> [Цитируемый текст]
/---

Вне природы Будды нет личности, она выступает как единая субстанция, как
сущность, обуславливающая существование индивидов. Будучи субстанцией всего
сущего, тело Будды – целостно и неделимо, и в силу этого целиком и одновременно
присутствует в каждом субъекте. Таким образом, каждый обладал той же сущностью,
что и другие. Отсюда следует, что по своей сущности все индивиды тождественны
друг другу. Заметим, что этот тезис, наряду с близкими идеями синтоизма,
послужил основой для психологической и мировоззренческой установки, которая
реализуется в современной Японии, на то, что все субъекты, составляющие
общество, равны.
Коллективное
сознание не трансцендентно миру, поэтому связь отдельного индивида с Абсолютом
осуществляется не обособленно, а через контакт с другими индивидуальными
сознаниями. Таким образом, все феномены этого мира пронизаны отношениями
взаимозависимости, определяются лишь относительно друг друга. Единичное,
отдельное лишено самообоснования и самоидентификации, в этом смысле каждая
отдельная форма "пустотна". С гносеологической точки зрения
особенность буддийского мышления состоит в его направленности на
непосредственно переживаемое бытие. Для буддийского восприятия человека как
причастного миру не существует проблемы "я", обособленного от мира и
других людей, более того, противостоящего им. Поэтому проблема утверждения
своего "я" никогда не стояла перед традиционно мыслящим японцем.

\---

> [Списки областей элементов]
/---

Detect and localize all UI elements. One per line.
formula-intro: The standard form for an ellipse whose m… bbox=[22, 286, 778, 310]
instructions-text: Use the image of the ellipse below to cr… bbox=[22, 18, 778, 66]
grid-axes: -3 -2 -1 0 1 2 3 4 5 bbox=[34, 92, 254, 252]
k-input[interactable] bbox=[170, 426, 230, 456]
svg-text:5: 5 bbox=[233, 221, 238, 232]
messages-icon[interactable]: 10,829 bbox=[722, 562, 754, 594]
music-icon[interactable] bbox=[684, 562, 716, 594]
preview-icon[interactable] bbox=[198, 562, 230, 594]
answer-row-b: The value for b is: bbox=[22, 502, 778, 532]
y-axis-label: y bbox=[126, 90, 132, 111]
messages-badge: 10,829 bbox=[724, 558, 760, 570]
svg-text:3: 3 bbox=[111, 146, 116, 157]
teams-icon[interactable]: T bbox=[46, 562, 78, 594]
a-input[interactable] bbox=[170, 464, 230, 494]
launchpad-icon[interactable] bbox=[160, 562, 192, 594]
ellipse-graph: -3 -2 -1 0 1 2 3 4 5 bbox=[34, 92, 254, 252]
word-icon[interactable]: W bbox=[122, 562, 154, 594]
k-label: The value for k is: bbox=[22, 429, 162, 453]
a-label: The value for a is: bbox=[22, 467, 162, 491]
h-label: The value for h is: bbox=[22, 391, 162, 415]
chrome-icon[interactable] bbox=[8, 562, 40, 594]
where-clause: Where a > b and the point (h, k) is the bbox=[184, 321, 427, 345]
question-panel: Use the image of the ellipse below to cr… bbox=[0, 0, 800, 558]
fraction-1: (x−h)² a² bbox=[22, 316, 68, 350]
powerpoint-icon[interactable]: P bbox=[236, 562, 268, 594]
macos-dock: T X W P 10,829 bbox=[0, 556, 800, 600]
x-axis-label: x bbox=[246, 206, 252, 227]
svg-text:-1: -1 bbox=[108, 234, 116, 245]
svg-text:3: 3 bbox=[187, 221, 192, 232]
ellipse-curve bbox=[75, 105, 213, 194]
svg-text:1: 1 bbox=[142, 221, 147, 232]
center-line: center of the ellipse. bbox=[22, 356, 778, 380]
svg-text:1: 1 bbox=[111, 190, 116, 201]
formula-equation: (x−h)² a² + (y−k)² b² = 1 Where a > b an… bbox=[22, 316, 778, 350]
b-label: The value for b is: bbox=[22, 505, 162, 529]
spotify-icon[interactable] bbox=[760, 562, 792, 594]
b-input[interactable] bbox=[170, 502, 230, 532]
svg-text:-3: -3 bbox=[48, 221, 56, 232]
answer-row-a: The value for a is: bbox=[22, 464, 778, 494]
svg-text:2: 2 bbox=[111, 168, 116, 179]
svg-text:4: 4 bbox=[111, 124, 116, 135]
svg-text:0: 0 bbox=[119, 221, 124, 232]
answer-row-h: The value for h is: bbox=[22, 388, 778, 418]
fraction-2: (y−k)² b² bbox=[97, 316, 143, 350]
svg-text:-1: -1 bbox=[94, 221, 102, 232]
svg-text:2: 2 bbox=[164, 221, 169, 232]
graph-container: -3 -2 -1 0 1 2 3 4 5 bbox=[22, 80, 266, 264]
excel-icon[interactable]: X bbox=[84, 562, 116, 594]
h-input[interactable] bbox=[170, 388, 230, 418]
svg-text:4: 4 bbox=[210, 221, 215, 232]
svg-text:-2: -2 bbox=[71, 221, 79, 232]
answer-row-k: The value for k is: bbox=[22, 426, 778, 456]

\---

> [Условия заданий]
[1] Кратко перескажите абзац цитируемого текста, который начинается словами «Вне природы Будды нет личности», сохранив его основные положения.
[2] Продолжите текст о буддийском восприятии человека и мира, начав сразу после его последнего предложения.

> [Ожидаемые ответы]
[1] Природа Будды — единая субстанция, обусловливающая существование индивидов, и вне её нет личности. Тело Будды целостно и неделимо, поэтому целиком и одновременно присутствует в каждом субъекте. Отсюда по своей сущности все индивиды тождественны друг другу. Этот тезис вместе с близкими идеями синтоизма стал основой установки, которая реализуется в современной Японии: все субъекты, составляющие общество, равны.

[2]
Дискретная единица веками выступала, прежде всего, как представительница
определенной социальной группы. Психологически отдельный индивид в этой системе
ценностей был ничем вне социума. Отождествляя себя с группой, именно в ней он
видел свою сущность, поскольку отдельное, индивидуальное сознание выступает
частью более полного – Единого сознания.
Поэтому в
японской истории и культуре важным фактором социальных отношений всегда
выступала сопряженность "меня" с другим, принадлежность к чему-либо –
клану, друг другу, сети родственных связей, иерархических и канонически
закрепленных. Именно такие отношения определяют суть жизни феодального клана.
Место дискретного "я" в социуме и его положение среди других людей
более важно, чем индивидуальность. Эти отношения отразились в языке: хито
(человек) означает и "я", и "другие люди". Имея в виду
конкретно себя, употребляют местоимение дзибун, буквально – "моя
доля", "моя часть".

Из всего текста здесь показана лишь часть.